_PROBLEM DESCRIPTION_:
Can you find the lines of the listing that include "this" and copy every one?

_EXERCISE DATA_:
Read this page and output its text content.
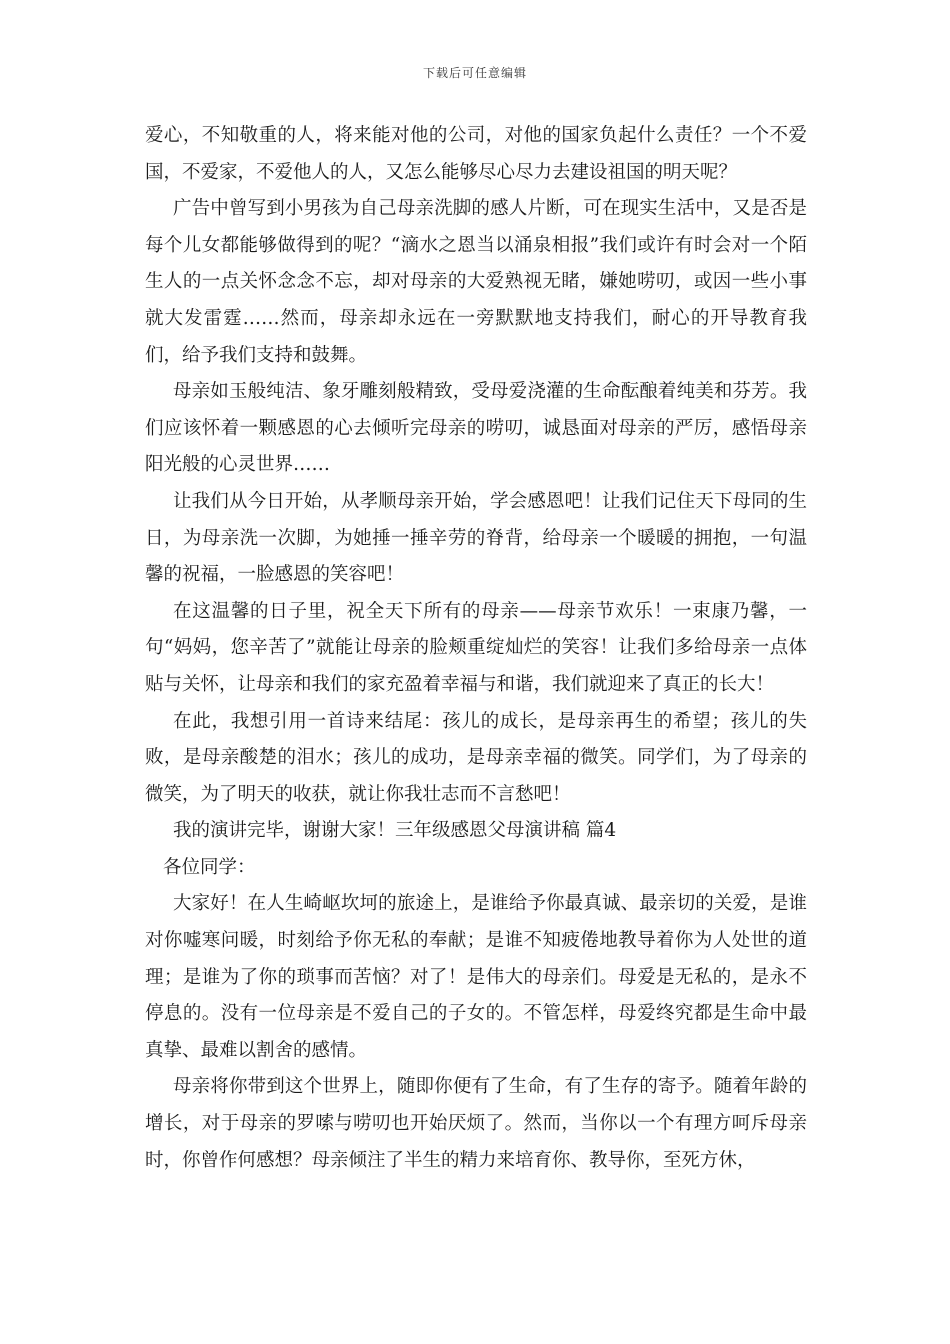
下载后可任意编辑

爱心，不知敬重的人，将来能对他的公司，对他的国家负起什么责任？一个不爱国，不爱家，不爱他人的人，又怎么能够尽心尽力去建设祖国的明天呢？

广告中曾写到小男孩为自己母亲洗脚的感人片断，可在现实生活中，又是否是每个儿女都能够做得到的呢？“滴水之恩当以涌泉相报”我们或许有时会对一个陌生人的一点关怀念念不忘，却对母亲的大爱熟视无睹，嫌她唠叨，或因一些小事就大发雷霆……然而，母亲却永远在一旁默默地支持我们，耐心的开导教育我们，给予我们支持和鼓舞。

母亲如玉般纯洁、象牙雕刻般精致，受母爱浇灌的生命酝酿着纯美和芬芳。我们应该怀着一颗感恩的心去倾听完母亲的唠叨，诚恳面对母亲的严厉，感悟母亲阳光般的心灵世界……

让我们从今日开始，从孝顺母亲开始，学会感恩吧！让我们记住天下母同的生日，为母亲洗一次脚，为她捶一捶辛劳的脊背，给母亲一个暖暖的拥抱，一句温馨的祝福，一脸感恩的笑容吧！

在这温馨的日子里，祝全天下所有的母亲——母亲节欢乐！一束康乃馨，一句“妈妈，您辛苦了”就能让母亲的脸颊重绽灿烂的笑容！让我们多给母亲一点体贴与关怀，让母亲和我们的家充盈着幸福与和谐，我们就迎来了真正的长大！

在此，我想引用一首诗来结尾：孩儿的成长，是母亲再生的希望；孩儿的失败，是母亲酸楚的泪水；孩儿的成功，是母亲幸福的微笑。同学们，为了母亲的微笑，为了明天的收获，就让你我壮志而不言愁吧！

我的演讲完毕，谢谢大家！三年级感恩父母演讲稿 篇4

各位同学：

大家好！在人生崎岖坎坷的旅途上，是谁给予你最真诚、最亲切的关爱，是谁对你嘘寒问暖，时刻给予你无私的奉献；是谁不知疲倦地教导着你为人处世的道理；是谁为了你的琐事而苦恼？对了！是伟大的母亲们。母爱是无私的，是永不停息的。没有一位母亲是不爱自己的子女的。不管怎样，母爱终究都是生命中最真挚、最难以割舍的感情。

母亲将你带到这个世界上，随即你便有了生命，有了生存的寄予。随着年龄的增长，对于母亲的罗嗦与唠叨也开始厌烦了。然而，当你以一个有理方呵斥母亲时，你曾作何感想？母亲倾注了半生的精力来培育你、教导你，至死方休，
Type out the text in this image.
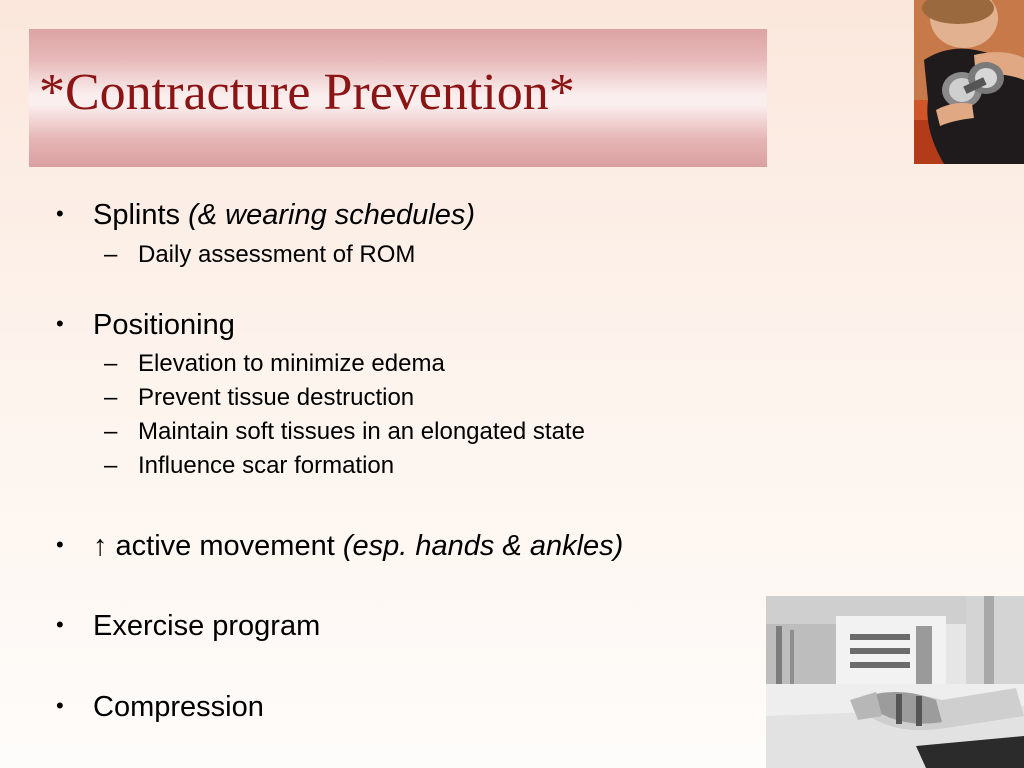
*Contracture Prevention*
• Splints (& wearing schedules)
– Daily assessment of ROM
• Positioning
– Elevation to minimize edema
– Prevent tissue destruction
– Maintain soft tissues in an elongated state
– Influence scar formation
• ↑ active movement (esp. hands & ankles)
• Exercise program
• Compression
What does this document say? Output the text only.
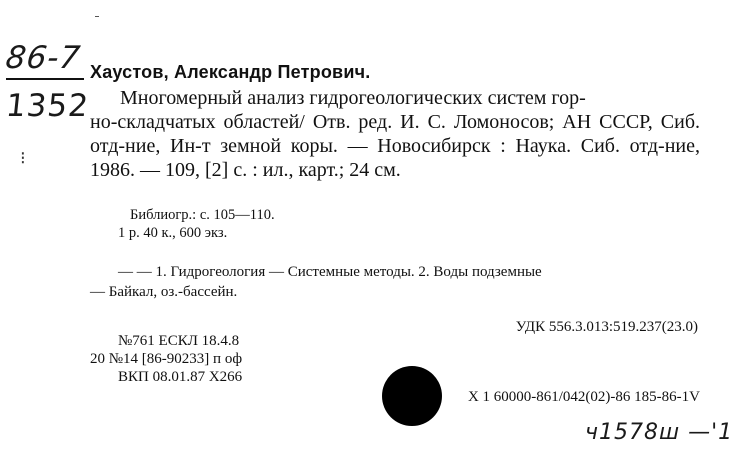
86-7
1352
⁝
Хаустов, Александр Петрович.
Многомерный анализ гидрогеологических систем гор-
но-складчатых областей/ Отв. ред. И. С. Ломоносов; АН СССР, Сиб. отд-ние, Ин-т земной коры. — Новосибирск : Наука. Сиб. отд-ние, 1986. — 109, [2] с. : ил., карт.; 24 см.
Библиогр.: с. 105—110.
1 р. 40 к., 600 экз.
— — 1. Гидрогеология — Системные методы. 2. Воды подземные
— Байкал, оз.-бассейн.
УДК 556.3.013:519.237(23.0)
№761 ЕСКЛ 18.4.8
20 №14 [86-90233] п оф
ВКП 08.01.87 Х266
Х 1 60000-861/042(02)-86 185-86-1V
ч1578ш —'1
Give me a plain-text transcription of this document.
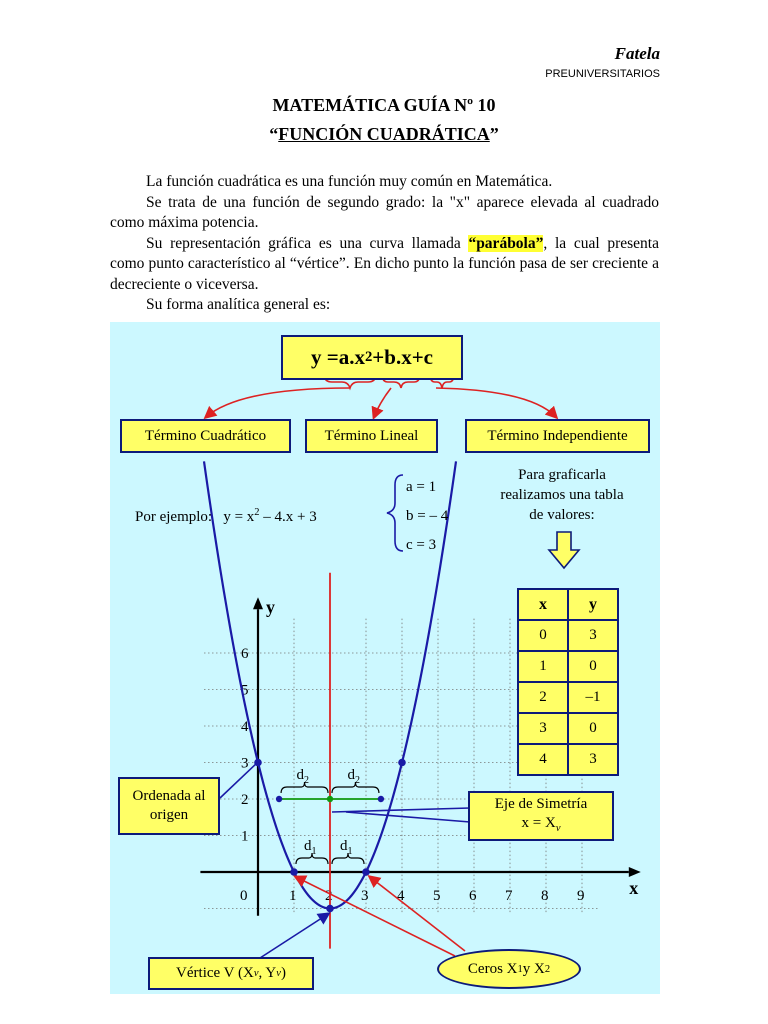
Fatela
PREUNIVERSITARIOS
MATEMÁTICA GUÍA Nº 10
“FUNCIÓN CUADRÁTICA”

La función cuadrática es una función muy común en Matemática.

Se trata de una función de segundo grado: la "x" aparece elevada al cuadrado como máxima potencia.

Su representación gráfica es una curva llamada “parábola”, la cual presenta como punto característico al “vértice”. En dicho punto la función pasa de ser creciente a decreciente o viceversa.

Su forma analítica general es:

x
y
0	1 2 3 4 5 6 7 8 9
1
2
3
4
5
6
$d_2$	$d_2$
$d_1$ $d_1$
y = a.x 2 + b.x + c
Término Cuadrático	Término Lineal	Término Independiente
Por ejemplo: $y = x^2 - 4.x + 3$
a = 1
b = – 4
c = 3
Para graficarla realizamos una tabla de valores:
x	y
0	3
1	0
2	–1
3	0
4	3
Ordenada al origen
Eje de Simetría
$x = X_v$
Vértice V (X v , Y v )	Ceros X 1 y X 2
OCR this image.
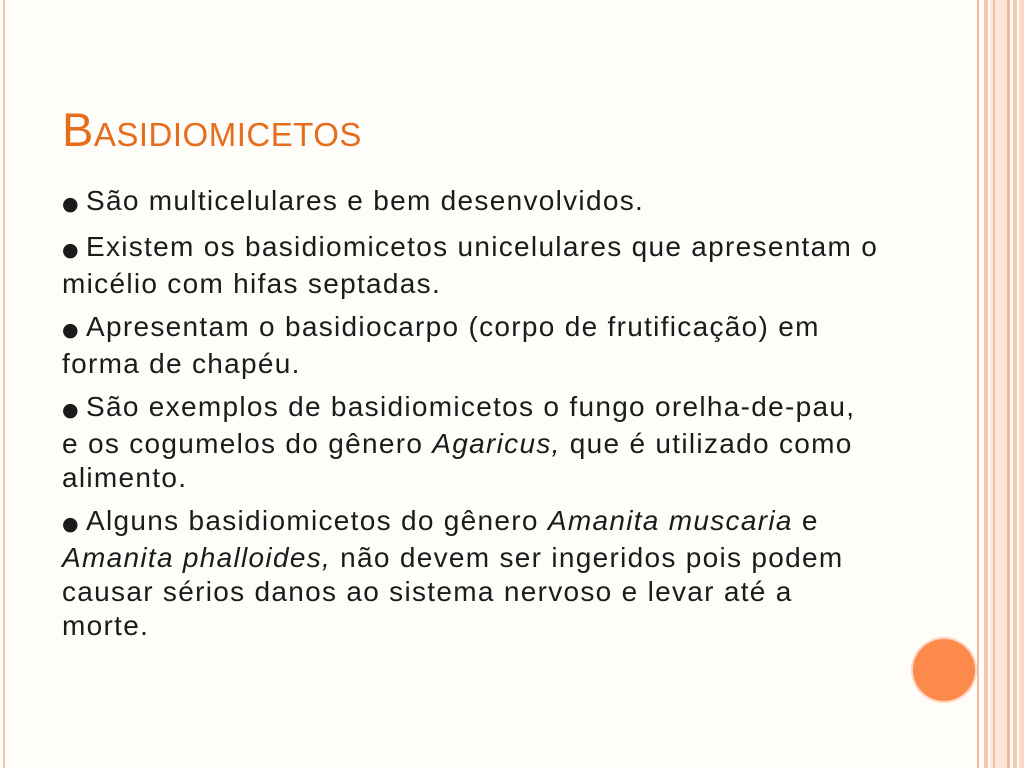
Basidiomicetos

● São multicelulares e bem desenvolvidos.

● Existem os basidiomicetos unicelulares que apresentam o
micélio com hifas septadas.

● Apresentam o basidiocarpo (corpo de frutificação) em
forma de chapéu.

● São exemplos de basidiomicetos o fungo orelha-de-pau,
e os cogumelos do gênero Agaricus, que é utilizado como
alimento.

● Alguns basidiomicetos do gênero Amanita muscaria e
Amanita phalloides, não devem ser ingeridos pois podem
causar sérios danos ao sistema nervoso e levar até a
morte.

_EXERCISE ANSWER_:
Read this page and output its text content.
Type out the text in this image.
What does this document say? Output the text only.
Give me a plain-text transcription of this document.
OCR this image.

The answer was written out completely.